• Task directions:
Output the lines that follow exactly as they are.

• Records provided:

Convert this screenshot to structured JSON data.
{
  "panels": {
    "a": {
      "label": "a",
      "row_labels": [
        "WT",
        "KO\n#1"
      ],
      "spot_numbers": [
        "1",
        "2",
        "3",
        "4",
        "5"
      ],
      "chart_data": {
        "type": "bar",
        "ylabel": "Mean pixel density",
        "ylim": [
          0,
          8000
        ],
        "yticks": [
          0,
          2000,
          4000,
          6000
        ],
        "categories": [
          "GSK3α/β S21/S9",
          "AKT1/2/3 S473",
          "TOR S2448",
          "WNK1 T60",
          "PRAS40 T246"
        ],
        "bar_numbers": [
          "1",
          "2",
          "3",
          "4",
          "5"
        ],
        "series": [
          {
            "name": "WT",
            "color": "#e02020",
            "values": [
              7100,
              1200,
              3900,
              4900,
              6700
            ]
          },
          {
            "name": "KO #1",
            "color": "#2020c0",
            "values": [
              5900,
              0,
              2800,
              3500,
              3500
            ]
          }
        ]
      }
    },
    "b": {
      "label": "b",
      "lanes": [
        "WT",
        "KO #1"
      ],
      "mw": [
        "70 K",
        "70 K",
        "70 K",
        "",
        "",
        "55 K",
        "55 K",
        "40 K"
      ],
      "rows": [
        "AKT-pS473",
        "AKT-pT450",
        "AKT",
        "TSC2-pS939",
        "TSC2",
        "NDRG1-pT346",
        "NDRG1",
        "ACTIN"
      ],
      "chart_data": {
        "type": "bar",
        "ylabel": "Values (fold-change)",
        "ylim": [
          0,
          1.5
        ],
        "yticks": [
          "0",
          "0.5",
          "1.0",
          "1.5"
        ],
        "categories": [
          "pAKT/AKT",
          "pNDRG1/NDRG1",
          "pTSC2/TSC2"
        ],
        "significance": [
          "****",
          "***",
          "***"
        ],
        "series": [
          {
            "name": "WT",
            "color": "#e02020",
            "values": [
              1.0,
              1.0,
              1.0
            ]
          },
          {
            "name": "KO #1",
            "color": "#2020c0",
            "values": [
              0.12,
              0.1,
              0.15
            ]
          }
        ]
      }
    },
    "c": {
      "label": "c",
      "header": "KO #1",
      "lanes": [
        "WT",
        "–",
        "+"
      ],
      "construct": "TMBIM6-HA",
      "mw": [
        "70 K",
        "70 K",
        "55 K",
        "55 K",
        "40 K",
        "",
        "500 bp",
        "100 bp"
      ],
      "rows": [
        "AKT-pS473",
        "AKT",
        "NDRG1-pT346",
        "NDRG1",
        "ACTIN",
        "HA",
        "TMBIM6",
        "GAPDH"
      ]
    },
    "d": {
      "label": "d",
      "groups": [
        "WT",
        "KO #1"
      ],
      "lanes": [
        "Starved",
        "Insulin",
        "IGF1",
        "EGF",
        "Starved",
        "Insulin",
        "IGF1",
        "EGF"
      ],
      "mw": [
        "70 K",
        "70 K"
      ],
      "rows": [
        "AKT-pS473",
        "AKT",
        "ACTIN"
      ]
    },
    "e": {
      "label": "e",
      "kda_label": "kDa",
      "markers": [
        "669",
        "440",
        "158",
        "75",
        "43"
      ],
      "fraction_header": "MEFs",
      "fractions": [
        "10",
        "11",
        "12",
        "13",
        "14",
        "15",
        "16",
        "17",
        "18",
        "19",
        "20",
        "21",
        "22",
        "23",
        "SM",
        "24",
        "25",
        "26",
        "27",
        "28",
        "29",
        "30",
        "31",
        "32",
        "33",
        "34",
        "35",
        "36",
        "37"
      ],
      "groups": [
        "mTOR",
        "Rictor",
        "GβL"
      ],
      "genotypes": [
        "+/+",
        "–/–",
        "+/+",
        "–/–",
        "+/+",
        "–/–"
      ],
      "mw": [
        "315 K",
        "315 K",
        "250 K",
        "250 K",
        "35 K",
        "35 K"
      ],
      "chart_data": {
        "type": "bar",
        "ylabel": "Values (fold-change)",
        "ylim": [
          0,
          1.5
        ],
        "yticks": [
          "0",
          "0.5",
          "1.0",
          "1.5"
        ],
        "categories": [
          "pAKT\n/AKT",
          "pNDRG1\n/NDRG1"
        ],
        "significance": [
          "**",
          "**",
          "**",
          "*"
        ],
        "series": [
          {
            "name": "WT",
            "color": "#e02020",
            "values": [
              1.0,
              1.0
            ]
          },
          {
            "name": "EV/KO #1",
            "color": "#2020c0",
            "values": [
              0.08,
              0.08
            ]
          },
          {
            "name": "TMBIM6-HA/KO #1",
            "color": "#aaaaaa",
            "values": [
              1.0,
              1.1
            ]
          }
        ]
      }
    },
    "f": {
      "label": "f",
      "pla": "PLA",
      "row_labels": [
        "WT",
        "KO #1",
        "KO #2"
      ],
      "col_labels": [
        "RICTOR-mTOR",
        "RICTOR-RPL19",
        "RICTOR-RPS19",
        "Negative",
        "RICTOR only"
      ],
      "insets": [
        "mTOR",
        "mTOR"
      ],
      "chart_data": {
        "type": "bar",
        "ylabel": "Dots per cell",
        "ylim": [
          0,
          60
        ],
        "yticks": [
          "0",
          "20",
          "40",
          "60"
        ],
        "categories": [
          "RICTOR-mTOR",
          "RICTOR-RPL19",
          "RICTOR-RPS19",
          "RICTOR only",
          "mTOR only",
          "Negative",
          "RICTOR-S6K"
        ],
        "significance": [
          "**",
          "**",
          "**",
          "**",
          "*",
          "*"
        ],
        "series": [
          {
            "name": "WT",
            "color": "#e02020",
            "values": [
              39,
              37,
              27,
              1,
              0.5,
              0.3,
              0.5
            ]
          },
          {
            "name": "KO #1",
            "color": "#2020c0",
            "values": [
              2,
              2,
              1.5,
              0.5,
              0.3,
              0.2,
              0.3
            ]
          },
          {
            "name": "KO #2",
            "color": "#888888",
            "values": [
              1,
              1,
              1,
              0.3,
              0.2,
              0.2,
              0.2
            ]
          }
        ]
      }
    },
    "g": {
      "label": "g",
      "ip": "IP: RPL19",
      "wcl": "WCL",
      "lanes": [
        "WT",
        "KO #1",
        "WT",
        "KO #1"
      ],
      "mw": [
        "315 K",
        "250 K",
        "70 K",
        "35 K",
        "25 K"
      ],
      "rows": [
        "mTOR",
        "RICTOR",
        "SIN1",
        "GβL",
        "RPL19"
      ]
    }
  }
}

• Result for this task:
Convert this screenshot to structured JSON data.
{
  "panels": {
    "a": {
      "label": "a",
      "row_labels": [
        "WT",
        "KO\n#1"
      ],
      "spot_numbers": [
        "1",
        "2",
        "3",
        "4",
        "5"
      ],
      "chart_data": {
        "type": "bar",
        "ylabel": "Mean pixel density",
        "ylim": [
          0,
          8000
        ],
        "yticks": [
          0,
          2000,
          4000,
          6000
        ],
        "categories": [
          "GSK3α/β S21/S9",
          "AKT1/2/3 S473",
          "TOR S2448",
          "WNK1 T60",
          "PRAS40 T246"
        ],
        "bar_numbers": [
          "1",
          "2",
          "3",
          "4",
          "5"
        ],
        "series": [
          {
            "name": "WT",
            "color": "#e02020",
            "values": [
              7100,
              1200,
              3900,
              4900,
              6700
            ]
          },
          {
            "name": "KO #1",
            "color": "#2020c0",
            "values": [
              5900,
              0,
              2800,
              3500,
              3500
            ]
          }
        ]
      }
    },
    "b": {
      "label": "b",
      "lanes": [
        "WT",
        "KO #1"
      ],
      "mw": [
        "70 K",
        "70 K",
        "70 K",
        "",
        "",
        "55 K",
        "55 K",
        "40 K"
      ],
      "rows": [
        "AKT-pS473",
        "AKT-pT450",
        "AKT",
        "TSC2-pS939",
        "TSC2",
        "NDRG1-pT346",
        "NDRG1",
        "ACTIN"
      ],
      "chart_data": {
        "type": "bar",
        "ylabel": "Values (fold-change)",
        "ylim": [
          0,
          1.5
        ],
        "yticks": [
          "0",
          "0.5",
          "1.0",
          "1.5"
        ],
        "categories": [
          "pAKT/AKT",
          "pNDRG1/NDRG1",
          "pTSC2/TSC2"
        ],
        "significance": [
          "****",
          "***",
          "***"
        ],
        "series": [
          {
            "name": "WT",
            "color": "#e02020",
            "values": [
              1.0,
              1.0,
              1.0
            ]
          },
          {
            "name": "KO #1",
            "color": "#2020c0",
            "values": [
              0.12,
              0.1,
              0.15
            ]
          }
        ]
      }
    },
    "c": {
      "label": "c",
      "header": "KO #1",
      "lanes": [
        "WT",
        "–",
        "+"
      ],
      "construct": "TMBIM6-HA",
      "mw": [
        "70 K",
        "70 K",
        "55 K",
        "55 K",
        "40 K",
        "",
        "500 bp",
        "100 bp"
      ],
      "rows": [
        "AKT-pS473",
        "AKT",
        "NDRG1-pT346",
        "NDRG1",
        "ACTIN",
        "HA",
        "TMBIM6",
        "GAPDH"
      ]
    },
    "d": {
      "label": "d",
      "groups": [
        "WT",
        "KO #1"
      ],
      "lanes": [
        "Starved",
        "Insulin",
        "IGF1",
        "EGF",
        "Starved",
        "Insulin",
        "IGF1",
        "EGF"
      ],
      "mw": [
        "70 K",
        "70 K"
      ],
      "rows": [
        "AKT-pS473",
        "AKT",
        "ACTIN"
      ]
    },
    "e": {
      "label": "e",
      "kda_label": "kDa",
      "markers": [
        "669",
        "440",
        "158",
        "75",
        "43"
      ],
      "fraction_header": "MEFs",
      "fractions": [
        "10",
        "11",
        "12",
        "13",
        "14",
        "15",
        "16",
        "17",
        "18",
        "19",
        "20",
        "21",
        "22",
        "23",
        "SM",
        "24",
        "25",
        "26",
        "27",
        "28",
        "29",
        "30",
        "31",
        "32",
        "33",
        "34",
        "35",
        "36",
        "37"
      ],
      "groups": [
        "mTOR",
        "Rictor",
        "GβL"
      ],
      "genotypes": [
        "+/+",
        "–/–",
        "+/+",
        "–/–",
        "+/+",
        "–/–"
      ],
      "mw": [
        "315 K",
        "315 K",
        "250 K",
        "250 K",
        "35 K",
        "35 K"
      ],
      "chart_data": {
        "type": "bar",
        "ylabel": "Values (fold-change)",
        "ylim": [
          0,
          1.5
        ],
        "yticks": [
          "0",
          "0.5",
          "1.0",
          "1.5"
        ],
        "categories": [
          "pAKT\n/AKT",
          "pNDRG1\n/NDRG1"
        ],
        "significance": [
          "**",
          "**",
          "**",
          "*"
        ],
        "series": [
          {
            "name": "WT",
            "color": "#e02020",
            "values": [
              1.0,
              1.0
            ]
          },
          {
            "name": "EV/KO #1",
            "color": "#2020c0",
            "values": [
              0.08,
              0.08
            ]
          },
          {
            "name": "TMBIM6-HA/KO #1",
            "color": "#aaaaaa",
            "values": [
              1.0,
              1.1
            ]
          }
        ]
      }
    },
    "f": {
      "label": "f",
      "pla": "PLA",
      "row_labels": [
        "WT",
        "KO #1",
        "KO #2"
      ],
      "col_labels": [
        "RICTOR-mTOR",
        "RICTOR-RPL19",
        "RICTOR-RPS19",
        "Negative",
        "RICTOR only"
      ],
      "insets": [
        "mTOR",
        "mTOR"
      ],
      "chart_data": {
        "type": "bar",
        "ylabel": "Dots per cell",
        "ylim": [
          0,
          60
        ],
        "yticks": [
          "0",
          "20",
          "40",
          "60"
        ],
        "categories": [
          "RICTOR-mTOR",
          "RICTOR-RPL19",
          "RICTOR-RPS19",
          "RICTOR only",
          "mTOR only",
          "Negative",
          "RICTOR-S6K"
        ],
        "significance": [
          "**",
          "**",
          "**",
          "**",
          "*",
          "*"
        ],
        "series": [
          {
            "name": "WT",
            "color": "#e02020",
            "values": [
              39,
              37,
              27,
              1,
              0.5,
              0.3,
              0.5
            ]
          },
          {
            "name": "KO #1",
            "color": "#2020c0",
            "values": [
              2,
              2,
              1.5,
              0.5,
              0.3,
              0.2,
              0.3
            ]
          },
          {
            "name": "KO #2",
            "color": "#888888",
            "values": [
              1,
              1,
              1,
              0.3,
              0.2,
              0.2,
              0.2
            ]
          }
        ]
      }
    },
    "g": {
      "label": "g",
      "ip": "IP: RPL19",
      "wcl": "WCL",
      "lanes": [
        "WT",
        "KO #1",
        "WT",
        "KO #1"
      ],
      "mw": [
        "315 K",
        "250 K",
        "70 K",
        "35 K",
        "25 K"
      ],
      "rows": [
        "mTOR",
        "RICTOR",
        "SIN1",
        "GβL",
        "RPL19"
      ]
    }
  }
}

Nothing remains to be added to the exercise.